**GIVEN REQUEST**.
Copy each line below in which the string "psát" occurs.

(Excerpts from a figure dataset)
━━━━━━━━━━

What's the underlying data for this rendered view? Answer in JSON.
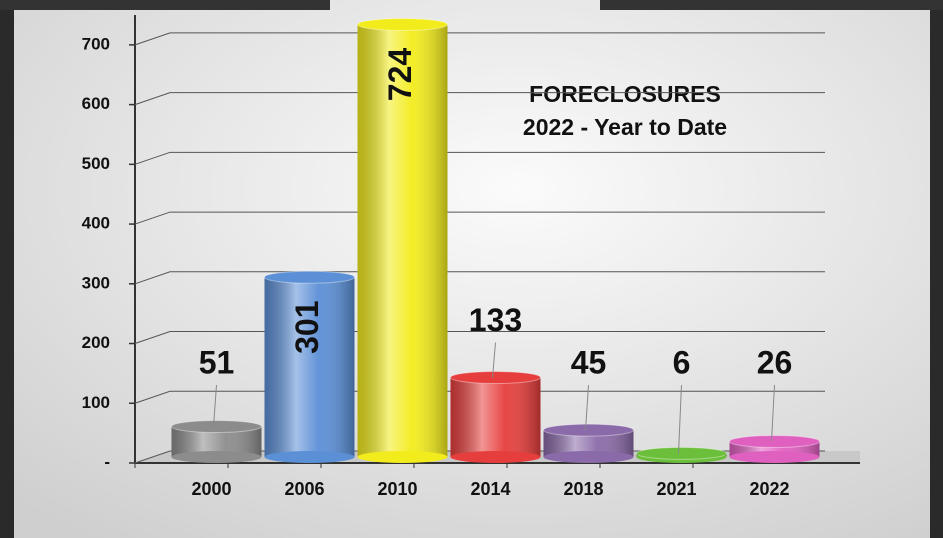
{
  "chart_data": {
    "type": "bar",
    "title": "FORECLOSURES",
    "subtitle": "2022 - Year to Date",
    "categories": [
      "2000",
      "2006",
      "2010",
      "2014",
      "2018",
      "2021",
      "2022"
    ],
    "values": [
      51,
      301,
      724,
      133,
      45,
      6,
      26
    ],
    "colors": [
      "#8c8c8c",
      "#5b8fd6",
      "#f2ec1c",
      "#e63e3c",
      "#8a6aa8",
      "#6cbf3a",
      "#e060c0"
    ],
    "ylim": [
      0,
      750
    ],
    "yticks": [
      {
        "value": 0,
        "label": "-"
      },
      100,
      200,
      300,
      400,
      500,
      600,
      700
    ],
    "grid": true
  }
}
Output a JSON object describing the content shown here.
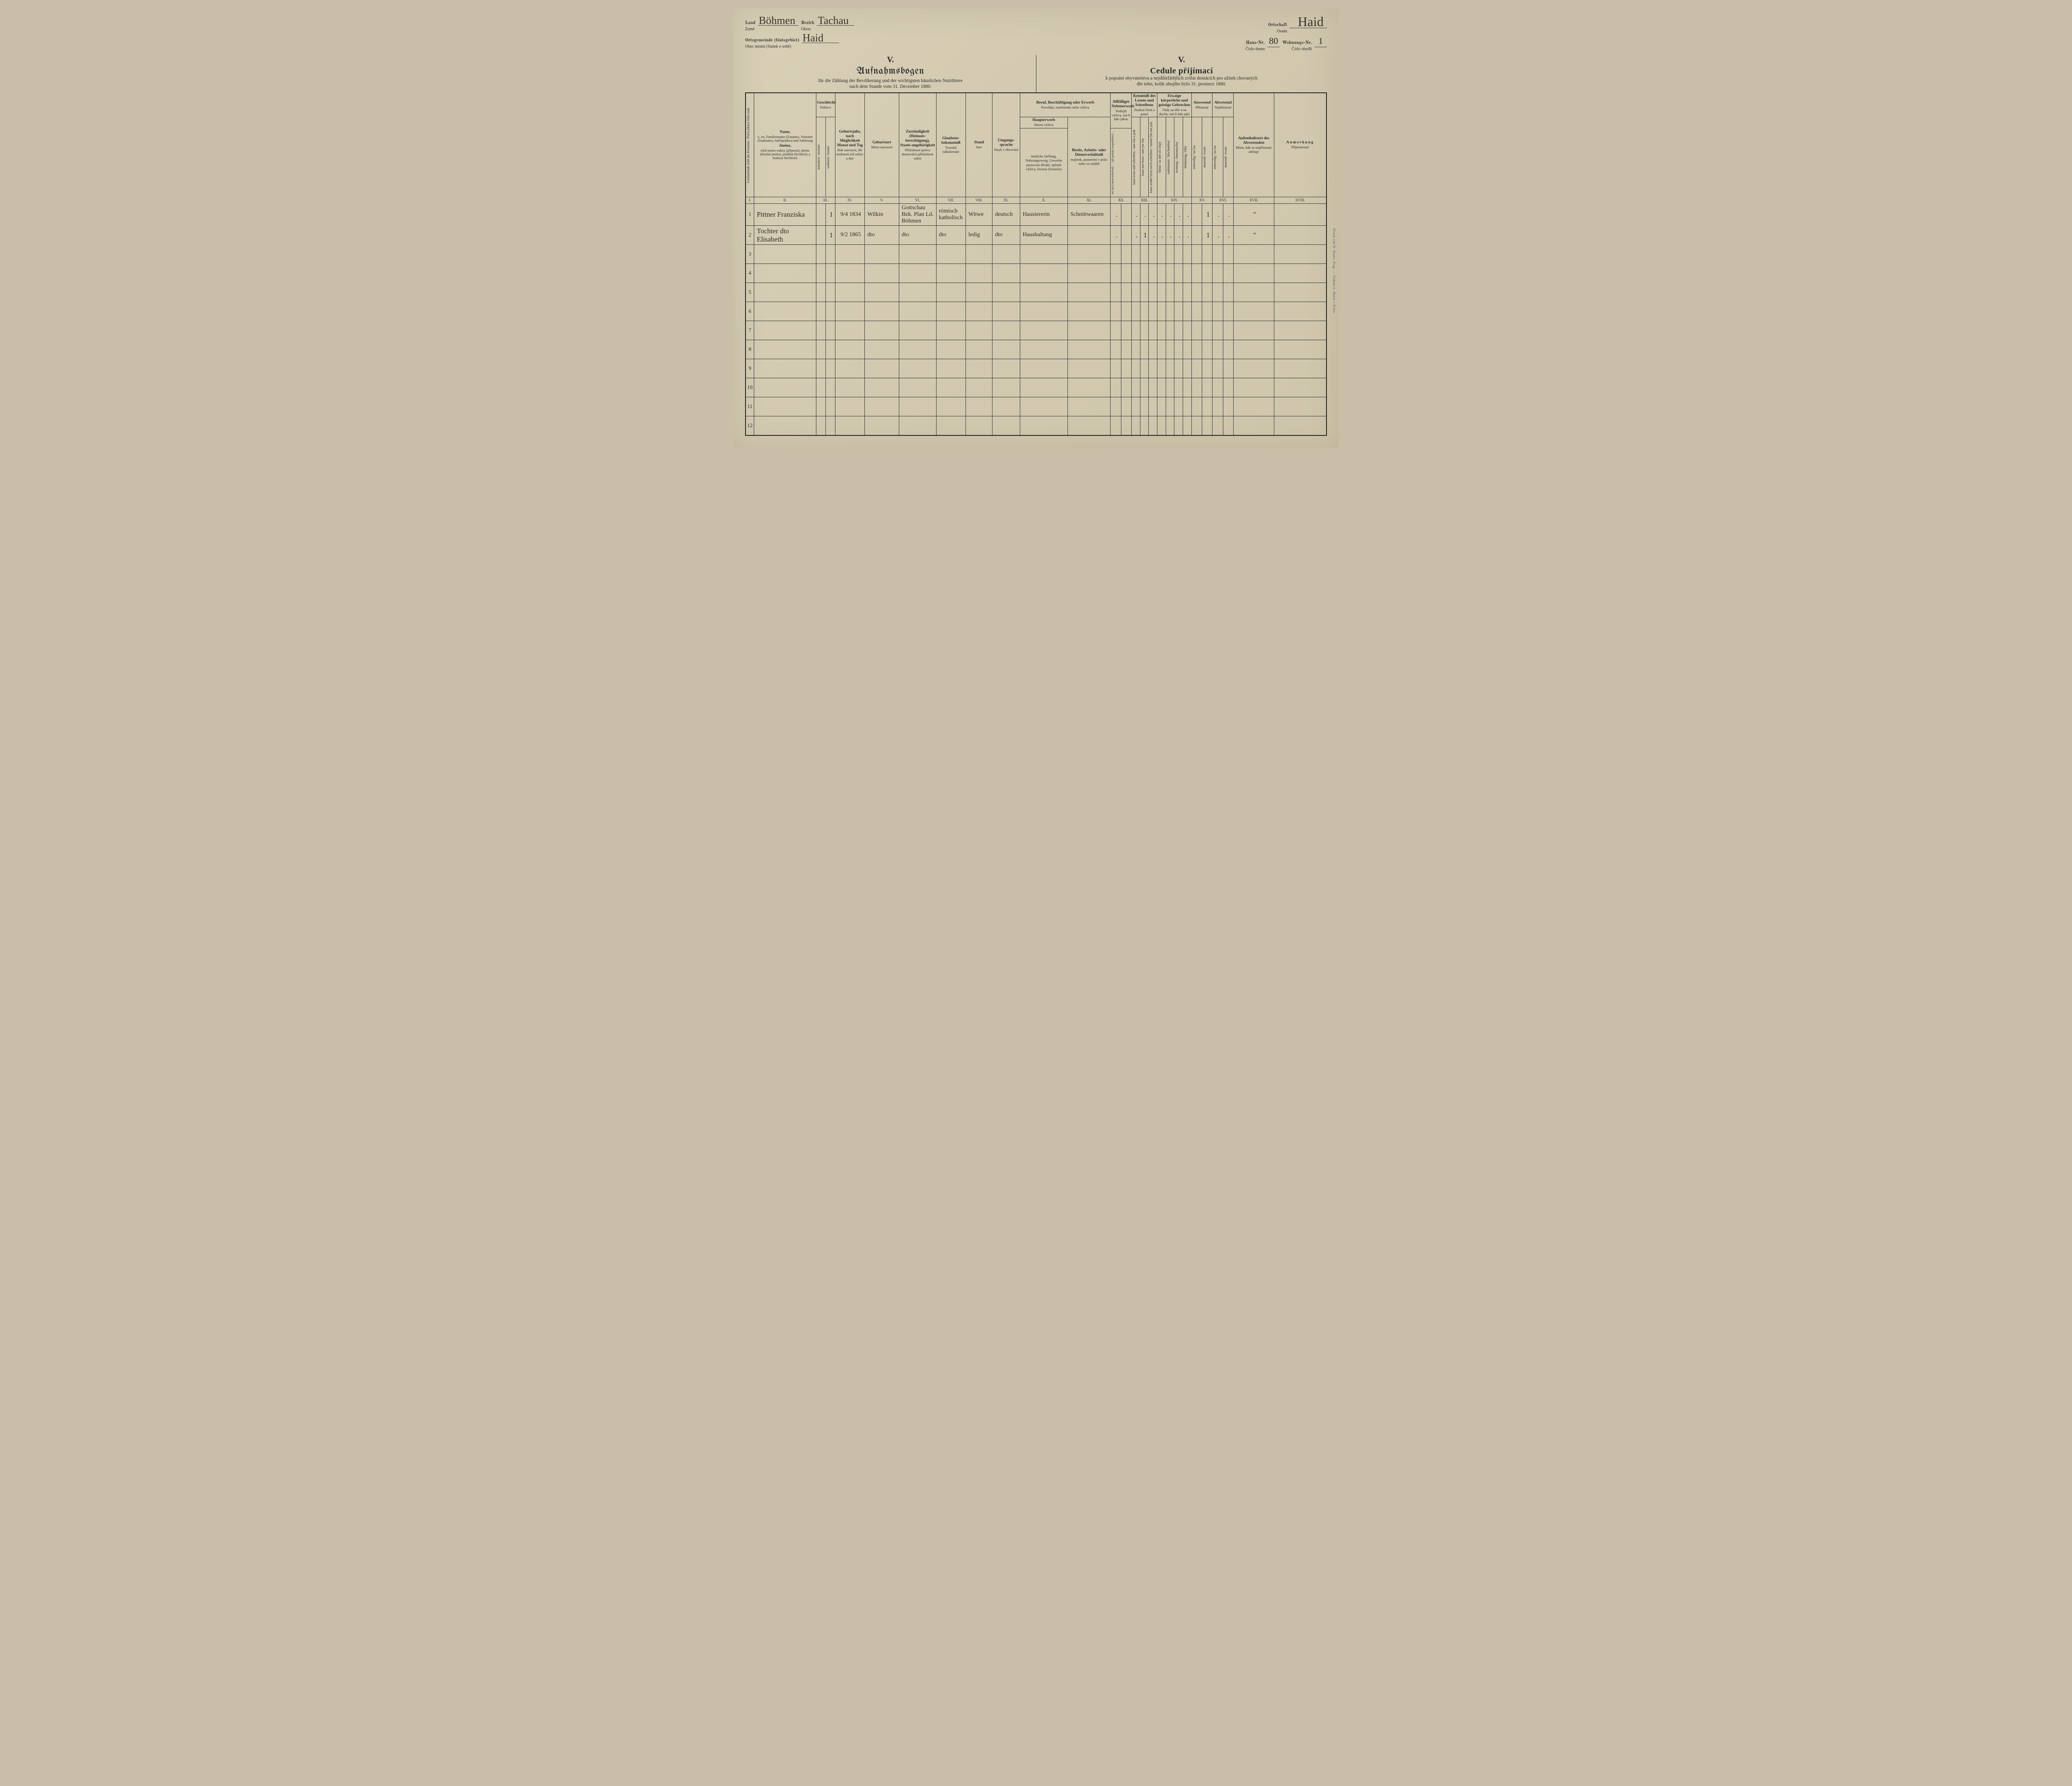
{
  "header": {
    "left": {
      "land_de": "Land",
      "land_cz": "Země",
      "land_val": "Böhmen",
      "bezirk_de": "Bezirk",
      "bezirk_cz": "Okres",
      "bezirk_val": "Tachau",
      "ortsg_de": "Ortsgemeinde (Gutsgebiet)",
      "ortsg_cz": "Obec místní (Statek o sobě)",
      "ortsg_val": "Haid"
    },
    "right": {
      "ort_de": "Ortschaft",
      "ort_cz": "Osada",
      "ort_val": "Haid",
      "haus_de": "Haus-Nr.",
      "haus_cz": "Číslo domu",
      "haus_val": "80",
      "wohn_de": "Wohnungs-Nr.",
      "wohn_cz": "Číslo obydlí",
      "wohn_val": "1"
    }
  },
  "titles": {
    "roman": "V.",
    "left_main": "Aufnahmsbogen",
    "left_sub1": "für die Zählung der Bevölkerung und der wichtigsten häuslichen Nutzthiere",
    "left_sub2": "nach dem Stande vom 31. December 1880.",
    "right_main": "Cedule přijímací",
    "right_sub1": "k popsání obyvatelstva a nejdůležitějších zvířat domácích pro užitek chovaných",
    "right_sub2": "dle toho, kolik obojího bylo 31. prosince 1880."
  },
  "cols": {
    "c1": {
      "de": "Fortlaufende Zahl der Personen",
      "cz": "Počet jdoucí číslo osob"
    },
    "c2": {
      "de": "Name,",
      "de2": "u. zw. Familienname (Zuname), Vorname (Taufname), Adelsprädicat und Adelsrang",
      "cz": "Jméno,",
      "cz2": "totiž jméno rodiny (příjmení), jméno (křestné jméno), predikát šlechtický a hodnost šlechtická"
    },
    "c3": {
      "de": "Geschlecht",
      "cz": "Pohlaví",
      "m_de": "männlich",
      "m_cz": "mužské",
      "f_de": "weiblich",
      "f_cz": "ženské"
    },
    "c4": {
      "de": "Geburtsjahr, nach Möglichkeit Monat und Tag",
      "cz": "Rok narození, dle možnosti též měsíc a den"
    },
    "c5": {
      "de": "Geburtsort",
      "cz": "Místo narození"
    },
    "c6": {
      "de": "Zuständigkeit (Heimats-berechtigung), Staats-angehörigkeit",
      "cz": "Příslušnost (právo domovské) příslušnost státní"
    },
    "c7": {
      "de": "Glaubens-bekenntniß",
      "cz": "Vyznání náboženské"
    },
    "c8": {
      "de": "Stand",
      "cz": "Stav"
    },
    "c9": {
      "de": "Umgangs-sprache",
      "cz": "Jazyk v obcování"
    },
    "c10_top": {
      "de": "Beruf, Beschäftigung oder Erwerb",
      "cz": "Povolání, zaměstnání nebo výživa"
    },
    "c10a": {
      "de": "Haupterwerb",
      "cz": "hlavní výživa",
      "de2": "ämtliche Stellung, Nahrungszweig, Gewerbe",
      "cz2": "postavení úřední, způsob výživy, živnost (řemeslo)"
    },
    "c10b": {
      "de": "Besitz, Arbeits- oder Dienstverhältniß",
      "cz": "majetek, postavení v práci nebo ve službě"
    },
    "c11": {
      "de": "Allfälliger Nebenerwerb",
      "cz": "Vedlejší výživa, má-li kdo jakou"
    },
    "c12": {
      "de": "Kenntniß des Lesens und Schreibens",
      "cz": "Znalost čtení a psaní"
    },
    "c12a": "kann lesen und schreiben / umí číst a psát",
    "c12b": "kann nur lesen / umí jen číst",
    "c12c": "kann weder lesen noch schreiben / neumí číst ani psát",
    "c13": {
      "de": "Etwaige körperliche und geistige Gebrechen",
      "cz": "Vady na těle a na duchu, má-li kdo jaké"
    },
    "c13a": "blind / na obě oči slepý",
    "c13b": "taubstumm / hluchoněmý",
    "c13c": "irrsinnig / choromyslný",
    "c13d": "blödsinnig / blbý",
    "c14": {
      "de": "Anwesend",
      "cz": "Přítomný"
    },
    "c14a": "zeitweilig / na čas",
    "c14b": "dauernd / trvale",
    "c15": {
      "de": "Abwesend",
      "cz": "Nepřítomný"
    },
    "c15a": "zeitweilig / na čas",
    "c15b": "dauernd / trvale",
    "c16": {
      "de": "Aufenthaltsort des Abwesenden",
      "cz": "Místo, kde se nepřítomný zdržuje"
    },
    "c17": {
      "de": "Anmerkung",
      "cz": "Připomenutí"
    }
  },
  "roman_cells": [
    "I.",
    "II.",
    "III.",
    "IV.",
    "V.",
    "VI.",
    "VII.",
    "VIII.",
    "IX.",
    "X.",
    "XI.",
    "XII.",
    "XIII.",
    "XIV.",
    "XV.",
    "XVI.",
    "XVII.",
    "XVIII."
  ],
  "rows": [
    {
      "n": "1",
      "name": "Pittner Franziska",
      "m": "",
      "f": "1",
      "dob": "9/4 1834",
      "bplace": "Wilkin",
      "zust": "Gottschau Bzk. Plan Ld. Böhmen",
      "rel": "römisch katholisch",
      "stand": "Witwe",
      "lang": "deutsch",
      "beruf": "Hausiererin",
      "verh": "Schnittwaaren",
      "neben": ".",
      "r1": ".",
      "r2": ".",
      "r3": ".",
      "g1": ".",
      "g2": ".",
      "g3": ".",
      "g4": ".",
      "a1": "",
      "a2": "1",
      "ab1": ".",
      "ab2": ".",
      "ort": "\"",
      "anm": ""
    },
    {
      "n": "2",
      "name": "Tochter dto Elisabeth",
      "m": "",
      "f": "1",
      "dob": "9/2 1865",
      "bplace": "dto",
      "zust": "dto",
      "rel": "dto",
      "stand": "ledig",
      "lang": "dto",
      "beruf": "Haushaltung",
      "verh": "",
      "neben": ".",
      "r1": ".",
      "r2": "1",
      "r3": ".",
      "g1": ".",
      "g2": ".",
      "g3": ".",
      "g4": ".",
      "a1": "",
      "a2": "1",
      "ab1": ".",
      "ab2": ".",
      "ort": "\"",
      "anm": ""
    },
    {
      "n": "3"
    },
    {
      "n": "4"
    },
    {
      "n": "5"
    },
    {
      "n": "6"
    },
    {
      "n": "7"
    },
    {
      "n": "8"
    },
    {
      "n": "9"
    },
    {
      "n": "10"
    },
    {
      "n": "11"
    },
    {
      "n": "12"
    }
  ],
  "printer": "Druck von W. Haase, Prag. — Tiskem A. Haase v Praze."
}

━━━━━━━━━━

**TASK OUTPUT**.
    "c12a": "kann lesen und schreiben / umí číst a psát",
    "c12c": "kann weder lesen noch schreiben / neumí číst ani psát",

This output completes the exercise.